►

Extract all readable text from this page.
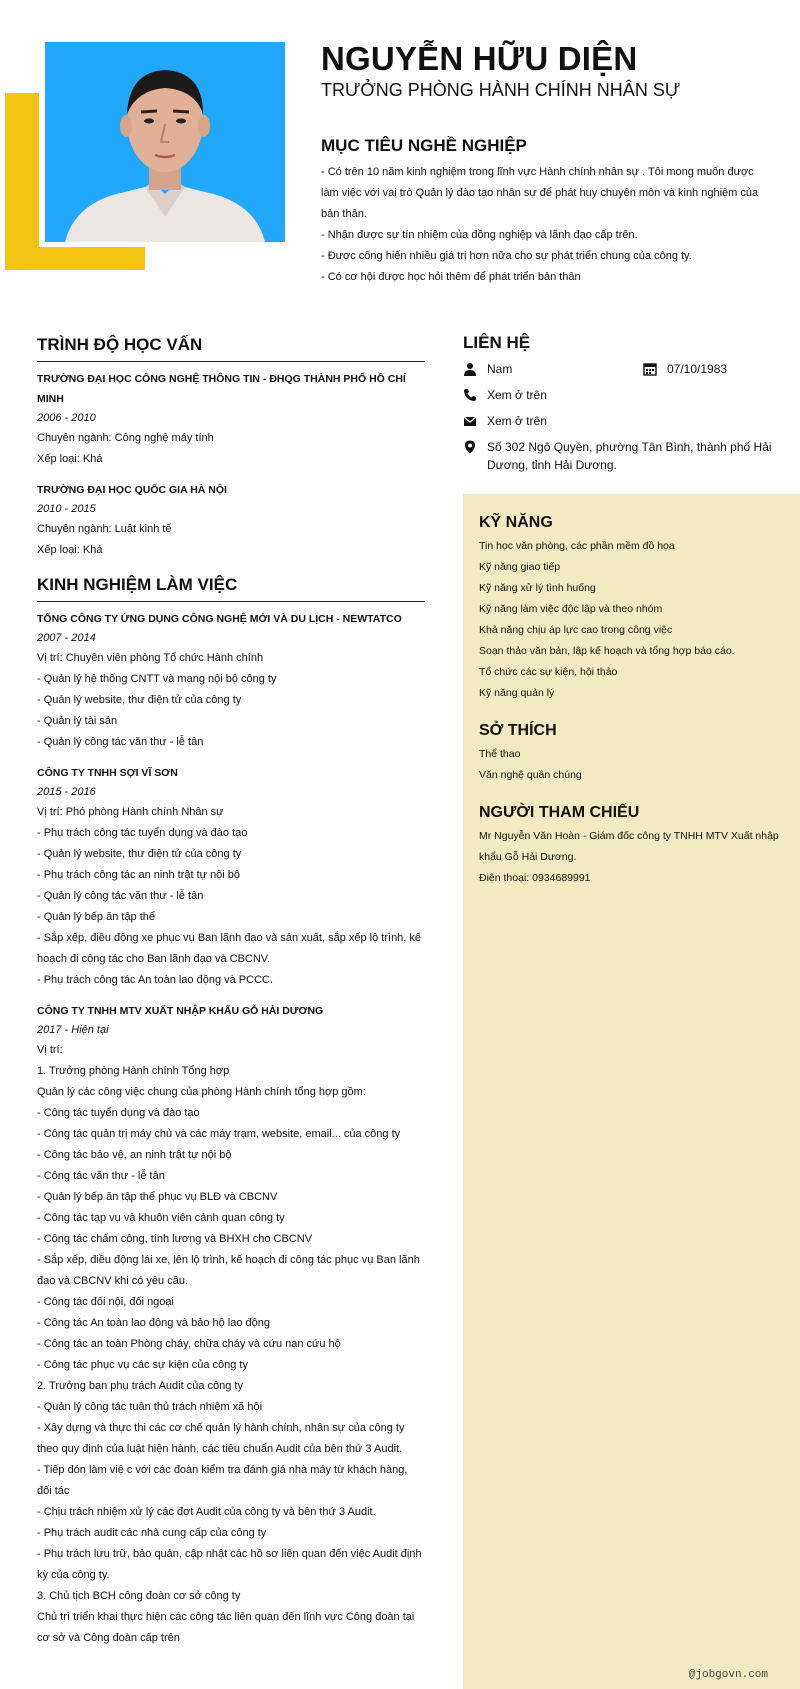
NGUYỄN HỮU DIỆN
TRƯỞNG PHÒNG HÀNH CHÍNH NHÂN SỰ
MỤC TIÊU NGHỀ NGHIỆP
- Có trên 10 năm kinh nghiệm trong lĩnh vực Hành chính nhân sự . Tôi mong muốn được làm việc với vai trò Quản lý đào tạo nhân sự để phát huy chuyên môn và kinh nghiệm của bản thân.
- Nhận được sự tín nhiệm của đồng nghiệp và lãnh đạo cấp trên.
- Được cống hiến nhiều giá trị hơn nữa cho sự phát triển chung của công ty.
- Có cơ hội được học hỏi thêm để phát triển bản thân
TRÌNH ĐỘ HỌC VẤN
TRƯỜNG ĐẠI HỌC CÔNG NGHỆ THÔNG TIN - ĐHQG THÀNH PHỐ HỒ CHÍ MINH
2006 - 2010
Chuyên ngành: Công nghệ máy tính
Xếp loại: Khá
TRƯỜNG ĐẠI HỌC QUỐC GIA HÀ NỘI
2010 - 2015
Chuyên ngành: Luật kinh tế
Xếp loại: Khá
KINH NGHIỆM LÀM VIỆC
TỔNG CÔNG TY ỨNG DỤNG CÔNG NGHỆ MỚI VÀ DU LỊCH - NEWTATCO
2007 - 2014
Vị trí: Chuyên viên phòng Tổ chức Hành chính
- Quản lý hệ thống CNTT và mạng nội bộ công ty
- Quản lý website, thư điện tử của công ty
- Quản lý tài sản
- Quản lý công tác văn thư - lễ tân
CÔNG TY TNHH SỢI VĨ SƠN
2015 - 2016
Vị trí: Phó phòng Hành chính Nhân sự
- Phụ trách công tác tuyển dụng và đào tạo
- Quản lý website, thư điện tử của công ty
- Phụ trách công tác an ninh trật tự nội bộ
- Quản lý công tác văn thư - lễ tân
- Quản lý bếp ăn tập thể
- Sắp xếp, điều động xe phục vụ Ban lãnh đạo và sản xuất, sắp xếp lộ trình, kế hoạch đi công tác cho Ban lãnh đạo và CBCNV.
- Phụ trách công tác An toàn lao động và PCCC.
CÔNG TY TNHH MTV XUẤT NHẬP KHẨU GỖ HẢI DƯƠNG
2017 - Hiện tại
Vị trí:
1. Trưởng phòng Hành chính Tổng hợp
Quản lý các công việc chung của phòng Hành chính tổng hợp gồm:
- Công tác tuyển dụng và đào tạo
- Công tác quản trị máy chủ và các máy trạm, website, email... của công ty
- Công tác bảo vệ, an ninh trật tự nội bộ
- Công tác văn thư - lễ tân
- Quản lý bếp ăn tập thể phục vụ BLĐ và CBCNV
- Công tác tạp vụ và khuôn viên cảnh quan công ty
- Công tác chấm công, tính lương và BHXH cho CBCNV
- Sắp xếp, điều động lái xe, lên lộ trình, kế hoạch đi công tác phục vụ Ban lãnh đạo và CBCNV khi có yêu cầu.
- Công tác đối nội, đối ngoại
- Công tác An toàn lao động và bảo hộ lao động
- Công tác an toàn Phòng cháy, chữa cháy và cứu nạn cứu hộ
- Công tác phục vụ các sự kiện của công ty
2. Trưởng ban phụ trách Audit của công ty
- Quản lý công tác tuân thủ trách nhiệm xã hội
- Xây dựng và thực thi các cơ chế quản lý hành chính, nhân sự của công ty theo quy định của luật hiện hành, các tiêu chuẩn Audit của bên thứ 3 Audit.
- Tiếp đón làm việ c với các đoàn kiểm tra đánh giá nhà máy từ khách hàng, đối tác
- Chịu trách nhiệm xử lý các đợt Audit của công ty và bên thứ 3 Audit.
- Phụ trách audit các nhà cung cấp của công ty
- Phụ trách lưu trữ, bảo quản, cập nhật các hồ sơ liên quan đến việc Audit định kỳ của công ty.
3. Chủ tịch BCH công đoàn cơ sở công ty
Chủ trì triển khai thực hiện các công tác liên quan đến lĩnh vực Công đoàn tại cơ sở và Công đoàn cấp trên
LIÊN HỆ
Nam	07/10/1983
Xem ở trên
Xem ở trên
Số 302 Ngô Quyền, phường Tân Bình, thành phố Hải Dương, tỉnh Hải Dương.
KỸ NĂNG
Tin học văn phòng, các phần mềm đồ họa
Kỹ năng giao tiếp
Kỹ năng xử lý tình huống
Kỹ năng làm việc độc lập và theo nhóm
Khả năng chịu áp lực cao trong công việc
Soạn thảo văn bản, lập kế hoạch và tổng hợp báo cáo.
Tổ chức các sự kiện, hội thảo
Kỹ năng quản lý
SỞ THÍCH
Thể thao
Văn nghệ quần chúng
NGƯỜI THAM CHIẾU
Mr Nguyễn Văn Hoàn - Giám đốc công ty TNHH MTV Xuất nhập khẩu Gỗ Hải Dương.
Điện thoại: 0934689991
@jobgovn.com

◄

> Description of the task
Repeat the listing verbatim. Skip the pictures.

> Reply to the task
Extract all readable text from this page.
NGUYỄN HỮU DIỆN
TRƯỞNG PHÒNG HÀNH CHÍNH NHÂN SỰ
MỤC TIÊU NGHỀ NGHIỆP
- Có trên 10 năm kinh nghiệm trong lĩnh vực Hành chính nhân sự . Tôi mong muốn được làm việc với vai trò Quản lý đào tạo nhân sự để phát huy chuyên môn và kinh nghiệm của bản thân.
- Nhận được sự tín nhiệm của đồng nghiệp và lãnh đạo cấp trên.
- Được cống hiến nhiều giá trị hơn nữa cho sự phát triển chung của công ty.
- Có cơ hội được học hỏi thêm để phát triển bản thân
TRÌNH ĐỘ HỌC VẤN
TRƯỜNG ĐẠI HỌC CÔNG NGHỆ THÔNG TIN - ĐHQG THÀNH PHỐ HỒ CHÍ MINH
2006 - 2010
Chuyên ngành: Công nghệ máy tính
Xếp loại: Khá
TRƯỜNG ĐẠI HỌC QUỐC GIA HÀ NỘI
2010 - 2015
Chuyên ngành: Luật kinh tế
Xếp loại: Khá
KINH NGHIỆM LÀM VIỆC
TỔNG CÔNG TY ỨNG DỤNG CÔNG NGHỆ MỚI VÀ DU LỊCH - NEWTATCO
2007 - 2014
Vị trí: Chuyên viên phòng Tổ chức Hành chính
- Quản lý hệ thống CNTT và mạng nội bộ công ty
- Quản lý website, thư điện tử của công ty
- Quản lý tài sản
- Quản lý công tác văn thư - lễ tân
CÔNG TY TNHH SỢI VĨ SƠN
2015 - 2016
Vị trí: Phó phòng Hành chính Nhân sự
- Phụ trách công tác tuyển dụng và đào tạo
- Quản lý website, thư điện tử của công ty
- Phụ trách công tác an ninh trật tự nội bộ
- Quản lý công tác văn thư - lễ tân
- Quản lý bếp ăn tập thể
- Sắp xếp, điều động xe phục vụ Ban lãnh đạo và sản xuất, sắp xếp lộ trình, kế hoạch đi công tác cho Ban lãnh đạo và CBCNV.
- Phụ trách công tác An toàn lao động và PCCC.
CÔNG TY TNHH MTV XUẤT NHẬP KHẨU GỖ HẢI DƯƠNG
2017 - Hiện tại
Vị trí:
1. Trưởng phòng Hành chính Tổng hợp
Quản lý các công việc chung của phòng Hành chính tổng hợp gồm:
- Công tác tuyển dụng và đào tạo
- Công tác quản trị máy chủ và các máy trạm, website, email... của công ty
- Công tác bảo vệ, an ninh trật tự nội bộ
- Công tác văn thư - lễ tân
- Quản lý bếp ăn tập thể phục vụ BLĐ và CBCNV
- Công tác tạp vụ và khuôn viên cảnh quan công ty
- Công tác chấm công, tính lương và BHXH cho CBCNV
- Sắp xếp, điều động lái xe, lên lộ trình, kế hoạch đi công tác phục vụ Ban lãnh đạo và CBCNV khi có yêu cầu.
- Công tác đối nội, đối ngoại
- Công tác An toàn lao động và bảo hộ lao động
- Công tác an toàn Phòng cháy, chữa cháy và cứu nạn cứu hộ
- Công tác phục vụ các sự kiện của công ty
2. Trưởng ban phụ trách Audit của công ty
- Quản lý công tác tuân thủ trách nhiệm xã hội
- Xây dựng và thực thi các cơ chế quản lý hành chính, nhân sự của công ty theo quy định của luật hiện hành, các tiêu chuẩn Audit của bên thứ 3 Audit.
- Tiếp đón làm việ c với các đoàn kiểm tra đánh giá nhà máy từ khách hàng, đối tác
- Chịu trách nhiệm xử lý các đợt Audit của công ty và bên thứ 3 Audit.
- Phụ trách audit các nhà cung cấp của công ty
- Phụ trách lưu trữ, bảo quản, cập nhật các hồ sơ liên quan đến việc Audit định kỳ của công ty.
3. Chủ tịch BCH công đoàn cơ sở công ty
Chủ trì triển khai thực hiện các công tác liên quan đến lĩnh vực Công đoàn tại cơ sở và Công đoàn cấp trên
LIÊN HỆ
Nam	07/10/1983
Xem ở trên
Xem ở trên
Số 302 Ngô Quyền, phường Tân Bình, thành phố Hải Dương, tỉnh Hải Dương.
KỸ NĂNG
Tin học văn phòng, các phần mềm đồ họa
Kỹ năng giao tiếp
Kỹ năng xử lý tình huống
Kỹ năng làm việc độc lập và theo nhóm
Khả năng chịu áp lực cao trong công việc
Soạn thảo văn bản, lập kế hoạch và tổng hợp báo cáo.
Tổ chức các sự kiện, hội thảo
Kỹ năng quản lý
SỞ THÍCH
Thể thao
Văn nghệ quần chúng
NGƯỜI THAM CHIẾU
Mr Nguyễn Văn Hoàn - Giám đốc công ty TNHH MTV Xuất nhập khẩu Gỗ Hải Dương.
Điện thoại: 0934689991
@jobgovn.com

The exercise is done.